__What you need to do__. Send back all the data below, exactly as given.

>>

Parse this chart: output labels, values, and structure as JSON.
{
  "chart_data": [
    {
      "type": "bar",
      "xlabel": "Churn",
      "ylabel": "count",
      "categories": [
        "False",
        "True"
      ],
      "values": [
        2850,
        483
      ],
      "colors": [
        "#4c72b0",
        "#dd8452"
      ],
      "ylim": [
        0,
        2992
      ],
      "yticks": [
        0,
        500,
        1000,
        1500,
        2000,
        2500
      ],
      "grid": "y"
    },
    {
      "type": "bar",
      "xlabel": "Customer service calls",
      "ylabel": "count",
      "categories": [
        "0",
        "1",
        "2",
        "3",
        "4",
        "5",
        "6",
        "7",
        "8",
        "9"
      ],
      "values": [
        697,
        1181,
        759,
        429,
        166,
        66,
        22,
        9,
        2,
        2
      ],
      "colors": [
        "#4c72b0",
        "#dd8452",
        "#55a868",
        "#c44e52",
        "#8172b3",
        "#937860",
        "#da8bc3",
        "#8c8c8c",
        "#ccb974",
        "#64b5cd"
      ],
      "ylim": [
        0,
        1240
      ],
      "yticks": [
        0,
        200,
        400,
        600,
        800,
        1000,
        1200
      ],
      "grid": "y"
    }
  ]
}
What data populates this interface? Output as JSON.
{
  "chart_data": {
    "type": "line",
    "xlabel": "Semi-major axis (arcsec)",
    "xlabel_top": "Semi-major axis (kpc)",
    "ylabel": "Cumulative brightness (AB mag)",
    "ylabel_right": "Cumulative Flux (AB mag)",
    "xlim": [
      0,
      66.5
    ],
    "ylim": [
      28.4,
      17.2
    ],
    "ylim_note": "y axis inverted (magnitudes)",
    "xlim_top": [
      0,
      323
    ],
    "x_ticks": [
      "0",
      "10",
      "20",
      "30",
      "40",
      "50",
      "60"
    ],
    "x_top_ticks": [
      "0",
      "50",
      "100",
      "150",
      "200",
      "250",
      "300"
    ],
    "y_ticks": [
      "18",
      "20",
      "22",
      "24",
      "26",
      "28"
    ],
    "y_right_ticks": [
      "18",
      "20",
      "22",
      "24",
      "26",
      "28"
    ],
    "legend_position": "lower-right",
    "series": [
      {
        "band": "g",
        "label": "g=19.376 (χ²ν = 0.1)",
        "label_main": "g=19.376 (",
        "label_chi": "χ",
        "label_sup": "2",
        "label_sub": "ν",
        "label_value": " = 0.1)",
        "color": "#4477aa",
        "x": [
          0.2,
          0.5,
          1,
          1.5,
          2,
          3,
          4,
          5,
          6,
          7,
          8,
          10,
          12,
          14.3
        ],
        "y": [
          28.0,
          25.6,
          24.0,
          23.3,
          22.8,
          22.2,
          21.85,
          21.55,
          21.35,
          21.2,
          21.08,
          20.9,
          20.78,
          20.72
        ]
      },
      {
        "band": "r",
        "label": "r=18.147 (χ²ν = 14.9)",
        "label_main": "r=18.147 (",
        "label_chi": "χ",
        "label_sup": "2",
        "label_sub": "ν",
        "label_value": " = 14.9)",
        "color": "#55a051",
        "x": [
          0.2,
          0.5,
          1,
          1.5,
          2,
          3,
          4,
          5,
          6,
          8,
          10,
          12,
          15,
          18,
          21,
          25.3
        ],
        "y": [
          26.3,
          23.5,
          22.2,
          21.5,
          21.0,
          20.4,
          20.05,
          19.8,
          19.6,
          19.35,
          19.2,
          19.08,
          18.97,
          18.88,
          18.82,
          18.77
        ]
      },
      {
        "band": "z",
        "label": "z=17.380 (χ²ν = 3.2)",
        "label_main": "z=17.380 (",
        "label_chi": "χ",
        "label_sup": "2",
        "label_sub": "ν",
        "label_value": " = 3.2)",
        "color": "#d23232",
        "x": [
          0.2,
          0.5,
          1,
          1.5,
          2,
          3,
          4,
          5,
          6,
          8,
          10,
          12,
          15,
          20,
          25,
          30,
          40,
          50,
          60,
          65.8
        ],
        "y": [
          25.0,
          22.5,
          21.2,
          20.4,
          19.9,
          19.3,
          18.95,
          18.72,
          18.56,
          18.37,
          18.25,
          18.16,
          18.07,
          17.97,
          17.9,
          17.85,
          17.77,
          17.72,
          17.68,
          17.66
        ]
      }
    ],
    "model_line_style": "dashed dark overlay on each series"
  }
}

<<

__Reply to the task__.
Parse this chart: output labels, values, and structure as JSON.
{
  "chart_data": [
    {
      "type": "bar",
      "xlabel": "Churn",
      "ylabel": "count",
      "categories": [
        "False",
        "True"
      ],
      "values": [
        2850,
        483
      ],
      "colors": [
        "#4c72b0",
        "#dd8452"
      ],
      "ylim": [
        0,
        2992
      ],
      "yticks": [
        0,
        500,
        1000,
        1500,
        2000,
        2500
      ],
      "grid": "y"
    },
    {
      "type": "bar",
      "xlabel": "Customer service calls",
      "ylabel": "count",
      "categories": [
        "0",
        "1",
        "2",
        "3",
        "4",
        "5",
        "6",
        "7",
        "8",
        "9"
      ],
      "values": [
        697,
        1181,
        759,
        429,
        166,
        66,
        22,
        9,
        2,
        2
      ],
      "colors": [
        "#4c72b0",
        "#dd8452",
        "#55a868",
        "#c44e52",
        "#8172b3",
        "#937860",
        "#da8bc3",
        "#8c8c8c",
        "#ccb974",
        "#64b5cd"
      ],
      "ylim": [
        0,
        1240
      ],
      "yticks": [
        0,
        200,
        400,
        600,
        800,
        1000,
        1200
      ],
      "grid": "y"
    }
  ]
}
What data populates this interface? Output as JSON.
{
  "chart_data": {
    "type": "line",
    "xlabel": "Semi-major axis (arcsec)",
    "xlabel_top": "Semi-major axis (kpc)",
    "ylabel": "Cumulative brightness (AB mag)",
    "ylabel_right": "Cumulative Flux (AB mag)",
    "xlim": [
      0,
      66.5
    ],
    "ylim": [
      28.4,
      17.2
    ],
    "ylim_note": "y axis inverted (magnitudes)",
    "xlim_top": [
      0,
      323
    ],
    "x_ticks": [
      "0",
      "10",
      "20",
      "30",
      "40",
      "50",
      "60"
    ],
    "x_top_ticks": [
      "0",
      "50",
      "100",
      "150",
      "200",
      "250",
      "300"
    ],
    "y_ticks": [
      "18",
      "20",
      "22",
      "24",
      "26",
      "28"
    ],
    "y_right_ticks": [
      "18",
      "20",
      "22",
      "24",
      "26",
      "28"
    ],
    "legend_position": "lower-right",
    "series": [
      {
        "band": "g",
        "label": "g=19.376 (χ²ν = 0.1)",
        "label_main": "g=19.376 (",
        "label_chi": "χ",
        "label_sup": "2",
        "label_sub": "ν",
        "label_value": " = 0.1)",
        "color": "#4477aa",
        "x": [
          0.2,
          0.5,
          1,
          1.5,
          2,
          3,
          4,
          5,
          6,
          7,
          8,
          10,
          12,
          14.3
        ],
        "y": [
          28.0,
          25.6,
          24.0,
          23.3,
          22.8,
          22.2,
          21.85,
          21.55,
          21.35,
          21.2,
          21.08,
          20.9,
          20.78,
          20.72
        ]
      },
      {
        "band": "r",
        "label": "r=18.147 (χ²ν = 14.9)",
        "label_main": "r=18.147 (",
        "label_chi": "χ",
        "label_sup": "2",
        "label_sub": "ν",
        "label_value": " = 14.9)",
        "color": "#55a051",
        "x": [
          0.2,
          0.5,
          1,
          1.5,
          2,
          3,
          4,
          5,
          6,
          8,
          10,
          12,
          15,
          18,
          21,
          25.3
        ],
        "y": [
          26.3,
          23.5,
          22.2,
          21.5,
          21.0,
          20.4,
          20.05,
          19.8,
          19.6,
          19.35,
          19.2,
          19.08,
          18.97,
          18.88,
          18.82,
          18.77
        ]
      },
      {
        "band": "z",
        "label": "z=17.380 (χ²ν = 3.2)",
        "label_main": "z=17.380 (",
        "label_chi": "χ",
        "label_sup": "2",
        "label_sub": "ν",
        "label_value": " = 3.2)",
        "color": "#d23232",
        "x": [
          0.2,
          0.5,
          1,
          1.5,
          2,
          3,
          4,
          5,
          6,
          8,
          10,
          12,
          15,
          20,
          25,
          30,
          40,
          50,
          60,
          65.8
        ],
        "y": [
          25.0,
          22.5,
          21.2,
          20.4,
          19.9,
          19.3,
          18.95,
          18.72,
          18.56,
          18.37,
          18.25,
          18.16,
          18.07,
          17.97,
          17.9,
          17.85,
          17.77,
          17.72,
          17.68,
          17.66
        ]
      }
    ],
    "model_line_style": "dashed dark overlay on each series"
  }
}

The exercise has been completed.